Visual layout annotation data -
+ + +

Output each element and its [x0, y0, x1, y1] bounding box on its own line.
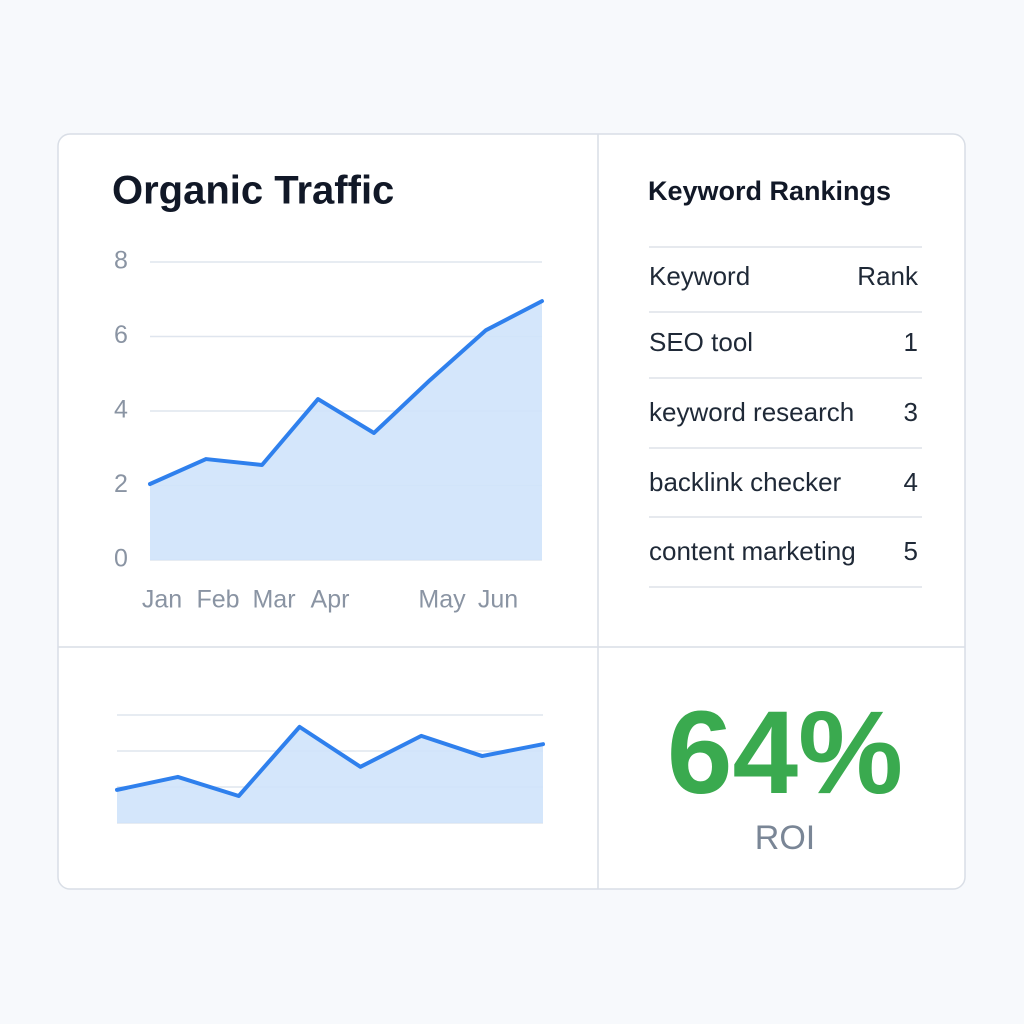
keyword: SEO tool — [649, 327, 753, 357]
line — [115, 724, 545, 798]
y-tick-label: 6 — [114, 321, 128, 349]
rank: 1 — [904, 327, 918, 357]
roi-label: ROI — [755, 819, 815, 857]
table-header: Rank — [857, 261, 919, 291]
keyword: backlink checker — [649, 467, 842, 497]
keyword: keyword research — [649, 397, 854, 427]
table-title: Keyword Rankings — [648, 176, 891, 206]
y-tick-label: 2 — [114, 470, 128, 498]
table-header: Keyword — [649, 261, 750, 291]
y-tick-label: 0 — [114, 545, 128, 573]
line — [148, 299, 544, 487]
area — [117, 726, 543, 823]
x-tick-label: Jan — [142, 586, 182, 614]
area — [150, 301, 542, 560]
x-tick-label: Apr — [311, 586, 350, 614]
rank: 4 — [904, 467, 918, 497]
x-tick-label: Feb — [196, 586, 239, 614]
rank: 5 — [904, 536, 918, 566]
x-tick-label: May — [418, 586, 466, 614]
keyword: content marketing — [649, 536, 856, 566]
rank: 3 — [904, 397, 918, 427]
x-tick-label: Mar — [252, 586, 295, 614]
x-tick-label: Jun — [478, 586, 518, 614]
y-tick-label: 4 — [114, 396, 128, 424]
roi-value: 64% — [667, 687, 903, 819]
chart-title: Organic Traffic — [112, 169, 394, 213]
y-tick-label: 8 — [114, 247, 128, 275]
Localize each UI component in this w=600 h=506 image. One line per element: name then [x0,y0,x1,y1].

+ + +

SET EXERCISE -
Print the lines of the material above, without any change, beginning with the line that contains "keyword: SEO tool — [649, 327, 753, 357]" and continuing down through the line that contains "y-tick-label: 2 — [114, 470, 128, 498]".

TASK SOLUTION -
keyword: SEO tool — [649, 327, 753, 357]
line — [115, 724, 545, 798]
y-tick-label: 6 — [114, 321, 128, 349]
rank: 1 — [904, 327, 918, 357]
roi-label: ROI — [755, 819, 815, 857]
table-header: Rank — [857, 261, 919, 291]
keyword: backlink checker — [649, 467, 842, 497]
keyword: keyword research — [649, 397, 854, 427]
table-title: Keyword Rankings — [648, 176, 891, 206]
y-tick-label: 2 — [114, 470, 128, 498]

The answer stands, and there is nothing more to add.